- **The task**
Extract every line from the records below that contains the word "grid".

- **Data shown**
►

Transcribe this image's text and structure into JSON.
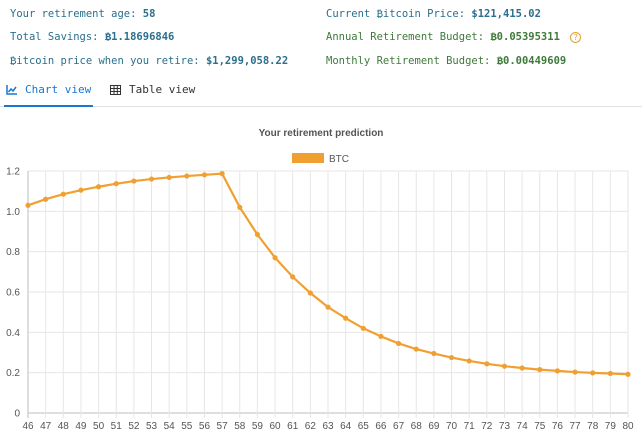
{
  "stats": {
    "retirement_age_label": "Your retirement age:",
    "retirement_age_value": "58",
    "total_savings_label": "Total Savings:",
    "total_savings_value": "₿1.18696846",
    "btc_price_retire_label": "₿itcoin price when you retire:",
    "btc_price_retire_value": "$1,299,058.22",
    "current_price_label": "Current ₿itcoin Price:",
    "current_price_value": "$121,415.02",
    "annual_budget_label": "Annual Retirement Budget:",
    "annual_budget_value": "₿0.05395311",
    "monthly_budget_label": "Monthly Retirement Budget:",
    "monthly_budget_value": "₿0.00449609",
    "help_glyph": "?"
  },
  "tabs": {
    "chart_view": "Chart view",
    "table_view": "Table view",
    "chart_icon": "chart-icon",
    "table_icon": "table-grid-icon"
  },
  "colors": {
    "series": "#f0a030",
    "accent": "#1976d2",
    "stat_blue": "#2a6f8c",
    "stat_green": "#3f7a3a",
    "grid": "#e6e6e6"
  },
  "chart_data": {
    "type": "line",
    "title": "Your retirement prediction",
    "xlabel": "",
    "ylabel": "",
    "x": [
      46,
      47,
      48,
      49,
      50,
      51,
      52,
      53,
      54,
      55,
      56,
      57,
      58,
      59,
      60,
      61,
      62,
      63,
      64,
      65,
      66,
      67,
      68,
      69,
      70,
      71,
      72,
      73,
      74,
      75,
      76,
      77,
      78,
      79,
      80
    ],
    "series": [
      {
        "name": "BTC",
        "values": [
          1.03,
          1.06,
          1.085,
          1.105,
          1.122,
          1.137,
          1.15,
          1.16,
          1.168,
          1.175,
          1.181,
          1.187,
          1.02,
          0.885,
          0.77,
          0.675,
          0.595,
          0.525,
          0.47,
          0.42,
          0.38,
          0.345,
          0.317,
          0.295,
          0.275,
          0.258,
          0.244,
          0.232,
          0.223,
          0.215,
          0.209,
          0.203,
          0.199,
          0.196,
          0.192
        ]
      }
    ],
    "ylim": [
      0,
      1.2
    ],
    "yticks": [
      "0",
      "0.2",
      "0.4",
      "0.6",
      "0.8",
      "1.0",
      "1.2"
    ],
    "grid": true,
    "legend_position": "top-center"
  }
}
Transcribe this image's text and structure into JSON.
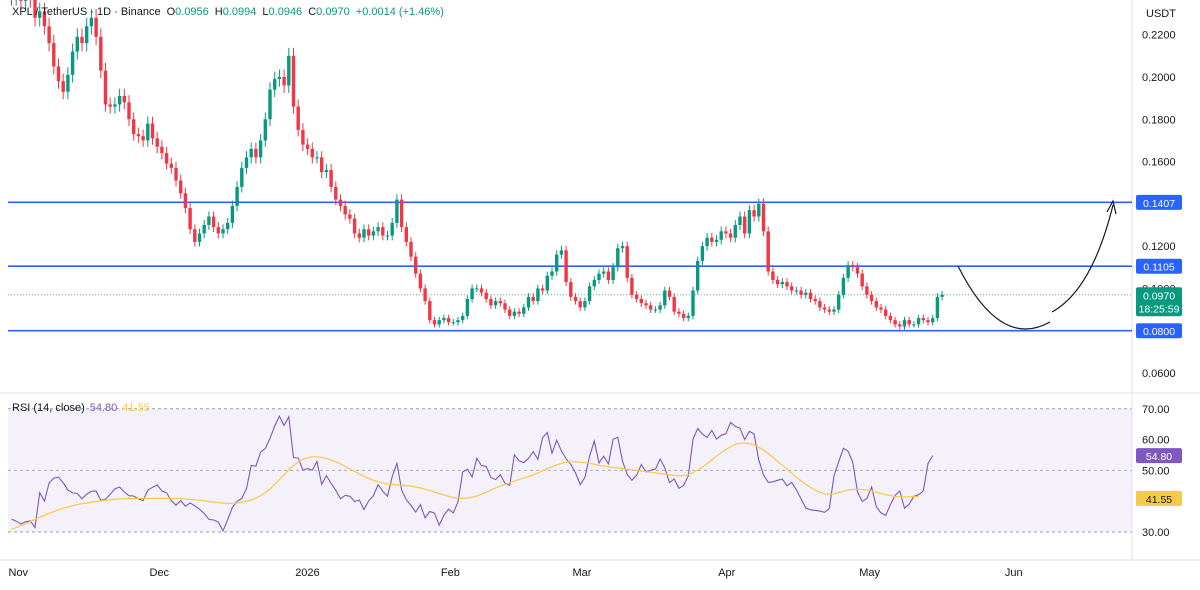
{
  "header": {
    "symbol": "XPL / TetherUS · 1D · Binance",
    "open_label": "O",
    "open": "0.0956",
    "high_label": "H",
    "high": "0.0994",
    "low_label": "L",
    "low": "0.0946",
    "close_label": "C",
    "close": "0.0970",
    "change": "+0.0014 (+1.46%)",
    "currency": "USDT"
  },
  "rsi_legend": {
    "label": "RSI (14, close)",
    "rsi": "54.80",
    "ma": "41.55"
  },
  "colors": {
    "up": "#089981",
    "down": "#f23645",
    "level_line": "#2962ff",
    "rsi_line": "#7e57c2",
    "rsi_ma": "#f7c948",
    "rsi_band": "#ede7f6",
    "price_tag": "#089981",
    "level_tag": "#2962ff",
    "ma_tag": "#f7c948"
  },
  "chart_data": [
    {
      "type": "candlestick",
      "title": "XPL / TetherUS · 1D · Binance",
      "ylabel": "USDT",
      "ylim": [
        0.05,
        0.23
      ],
      "y_ticks": [
        "0.0600",
        "0.1000",
        "0.1200",
        "0.1600",
        "0.1800",
        "0.2000",
        "0.2200"
      ],
      "x_labels": [
        "Nov",
        "Dec",
        "2026",
        "Feb",
        "Mar",
        "Apr",
        "May",
        "Jun"
      ],
      "x_label_days": [
        0,
        30,
        61,
        92,
        120,
        151,
        181,
        212
      ],
      "horizontal_levels": [
        {
          "label": "0.1407",
          "value": 0.1407
        },
        {
          "label": "0.1105",
          "value": 0.1105
        },
        {
          "label": "0.0800",
          "value": 0.08
        }
      ],
      "last_price": {
        "label": "0.0970",
        "value": 0.097,
        "countdown": "18:25:59"
      },
      "annotations": [
        "rounded-bottom arc",
        "upward arrow to 0.1407"
      ],
      "closes": [
        0.238,
        0.244,
        0.236,
        0.242,
        0.237,
        0.228,
        0.231,
        0.224,
        0.216,
        0.205,
        0.198,
        0.193,
        0.201,
        0.212,
        0.219,
        0.216,
        0.224,
        0.228,
        0.219,
        0.203,
        0.187,
        0.186,
        0.187,
        0.191,
        0.188,
        0.18,
        0.173,
        0.172,
        0.17,
        0.178,
        0.171,
        0.167,
        0.164,
        0.159,
        0.157,
        0.151,
        0.145,
        0.138,
        0.128,
        0.122,
        0.126,
        0.13,
        0.134,
        0.129,
        0.126,
        0.128,
        0.131,
        0.139,
        0.148,
        0.157,
        0.162,
        0.166,
        0.162,
        0.17,
        0.18,
        0.194,
        0.199,
        0.2,
        0.196,
        0.21,
        0.186,
        0.175,
        0.168,
        0.166,
        0.162,
        0.162,
        0.155,
        0.156,
        0.148,
        0.142,
        0.139,
        0.135,
        0.133,
        0.126,
        0.124,
        0.128,
        0.125,
        0.127,
        0.129,
        0.125,
        0.125,
        0.131,
        0.142,
        0.129,
        0.122,
        0.115,
        0.107,
        0.1,
        0.094,
        0.085,
        0.083,
        0.085,
        0.086,
        0.084,
        0.084,
        0.085,
        0.087,
        0.095,
        0.1,
        0.1,
        0.098,
        0.095,
        0.092,
        0.094,
        0.093,
        0.09,
        0.087,
        0.089,
        0.088,
        0.091,
        0.096,
        0.094,
        0.1,
        0.099,
        0.106,
        0.108,
        0.116,
        0.118,
        0.103,
        0.096,
        0.094,
        0.091,
        0.094,
        0.101,
        0.104,
        0.107,
        0.108,
        0.104,
        0.11,
        0.119,
        0.12,
        0.105,
        0.097,
        0.095,
        0.093,
        0.092,
        0.09,
        0.09,
        0.092,
        0.099,
        0.096,
        0.089,
        0.088,
        0.086,
        0.087,
        0.099,
        0.113,
        0.12,
        0.124,
        0.122,
        0.123,
        0.127,
        0.126,
        0.124,
        0.13,
        0.134,
        0.126,
        0.137,
        0.134,
        0.14,
        0.127,
        0.108,
        0.104,
        0.102,
        0.103,
        0.101,
        0.099,
        0.099,
        0.097,
        0.098,
        0.095,
        0.094,
        0.091,
        0.09,
        0.089,
        0.09,
        0.097,
        0.105,
        0.111,
        0.11,
        0.107,
        0.101,
        0.097,
        0.094,
        0.091,
        0.09,
        0.087,
        0.085,
        0.083,
        0.082,
        0.085,
        0.083,
        0.083,
        0.086,
        0.085,
        0.084,
        0.086,
        0.096,
        0.097
      ]
    },
    {
      "type": "line",
      "title": "RSI (14, close)",
      "ylim": [
        25,
        75
      ],
      "y_ticks": [
        "30.00",
        "40.00",
        "50.00",
        "60.00",
        "70.00"
      ],
      "bands": [
        30,
        70
      ],
      "last_values": {
        "rsi": "54.80",
        "ma": "41.55"
      },
      "series": [
        {
          "name": "RSI",
          "values": [
            34.2,
            33.5,
            32.6,
            33.3,
            33.6,
            31.5,
            42.8,
            40.0,
            45.9,
            47.5,
            47.8,
            46.0,
            43.6,
            42.7,
            42.5,
            40.8,
            42.3,
            43.2,
            43.3,
            40.3,
            40.6,
            42.3,
            44.0,
            44.6,
            43.0,
            41.8,
            41.7,
            40.8,
            40.2,
            43.6,
            44.5,
            45.3,
            43.3,
            42.7,
            40.2,
            38.7,
            40.2,
            38.4,
            39.4,
            38.5,
            37.4,
            36.0,
            34.1,
            33.9,
            33.2,
            30.4,
            34.0,
            38.0,
            40.0,
            40.9,
            44.1,
            51.6,
            51.4,
            55.9,
            57.1,
            60.4,
            64.4,
            67.6,
            64.6,
            67.4,
            54.2,
            54.0,
            50.1,
            50.6,
            50.1,
            52.9,
            45.5,
            48.3,
            45.8,
            43.5,
            40.8,
            41.9,
            41.6,
            39.9,
            40.4,
            37.3,
            40.1,
            41.8,
            45.4,
            43.2,
            41.6,
            48.0,
            52.3,
            43.7,
            40.5,
            38.6,
            36.5,
            38.9,
            34.6,
            36.7,
            36.1,
            32.2,
            35.4,
            37.4,
            36.2,
            39.8,
            49.5,
            50.4,
            47.9,
            53.9,
            51.6,
            51.3,
            47.7,
            47.0,
            48.6,
            45.8,
            45.1,
            55.1,
            53.1,
            52.5,
            53.9,
            56.1,
            53.6,
            60.6,
            62.3,
            55.6,
            59.8,
            56.3,
            53.8,
            51.9,
            49.2,
            45.4,
            47.7,
            54.6,
            59.5,
            52.4,
            54.6,
            52.1,
            60.1,
            60.7,
            53.0,
            48.7,
            46.8,
            48.4,
            51.9,
            49.5,
            50.1,
            50.4,
            53.7,
            50.8,
            46.0,
            47.2,
            44.2,
            45.1,
            48.2,
            60.1,
            63.6,
            61.8,
            60.7,
            63.0,
            60.2,
            61.4,
            61.9,
            65.6,
            64.3,
            63.7,
            60.0,
            62.7,
            61.8,
            53.3,
            48.6,
            46.1,
            46.3,
            46.8,
            47.2,
            45.0,
            46.1,
            43.7,
            40.7,
            37.8,
            37.2,
            37.0,
            36.8,
            36.4,
            37.6,
            48.3,
            52.8,
            57.2,
            56.2,
            52.6,
            43.0,
            39.9,
            40.9,
            44.6,
            38.2,
            36.2,
            35.4,
            38.9,
            41.9,
            43.3,
            37.7,
            39.1,
            41.6,
            42.1,
            43.3,
            52.2,
            54.8
          ]
        },
        {
          "name": "MA",
          "values": [
            31.0,
            31.4,
            32.0,
            32.7,
            33.4,
            34.1,
            34.8,
            35.4,
            36.1,
            36.6,
            37.2,
            37.7,
            38.1,
            38.5,
            38.9,
            39.2,
            39.4,
            39.7,
            39.9,
            40.1,
            40.3,
            40.4,
            40.6,
            40.7,
            40.8,
            40.9,
            40.9,
            40.9,
            40.9,
            40.9,
            40.9,
            40.9,
            40.9,
            40.9,
            40.9,
            40.9,
            40.8,
            40.7,
            40.6,
            40.5,
            40.3,
            40.1,
            39.9,
            39.7,
            39.5,
            39.4,
            39.3,
            39.3,
            39.4,
            39.6,
            39.9,
            40.4,
            41.0,
            41.8,
            42.8,
            44.0,
            45.4,
            47.0,
            48.6,
            50.2,
            51.6,
            52.8,
            53.6,
            54.1,
            54.4,
            54.4,
            54.2,
            53.9,
            53.4,
            52.8,
            52.1,
            51.3,
            50.5,
            49.7,
            48.9,
            48.1,
            47.4,
            46.8,
            46.3,
            45.9,
            45.6,
            45.4,
            45.3,
            45.2,
            45.1,
            44.9,
            44.6,
            44.3,
            43.9,
            43.5,
            43.0,
            42.5,
            42.0,
            41.6,
            41.2,
            41.0,
            40.9,
            41.0,
            41.3,
            41.7,
            42.3,
            42.9,
            43.6,
            44.3,
            44.9,
            45.5,
            46.0,
            46.5,
            47.0,
            47.5,
            48.0,
            48.6,
            49.2,
            49.9,
            50.6,
            51.2,
            51.8,
            52.3,
            52.6,
            52.8,
            52.8,
            52.7,
            52.5,
            52.3,
            52.0,
            51.7,
            51.4,
            51.2,
            51.0,
            50.8,
            50.6,
            50.4,
            50.2,
            50.0,
            49.8,
            49.6,
            49.4,
            49.2,
            49.0,
            48.8,
            48.6,
            48.4,
            48.2,
            48.3,
            48.7,
            49.3,
            50.1,
            51.1,
            52.2,
            53.4,
            54.6,
            55.7,
            56.8,
            57.7,
            58.4,
            58.8,
            58.9,
            58.7,
            58.2,
            57.5,
            56.6,
            55.5,
            54.3,
            53.0,
            51.7,
            50.4,
            49.1,
            47.8,
            46.6,
            45.5,
            44.5,
            43.6,
            42.9,
            42.4,
            42.3,
            42.4,
            42.8,
            43.2,
            43.6,
            43.8,
            43.9,
            43.8,
            43.6,
            43.3,
            42.9,
            42.5,
            42.1,
            41.8,
            41.6,
            41.4,
            41.4,
            41.4,
            41.5,
            41.5
          ]
        }
      ]
    }
  ]
}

◄

- **Task answer**
    "table_icon": "table-grid-icon"
    "grid": "#e6e6e6"
    "grid": true,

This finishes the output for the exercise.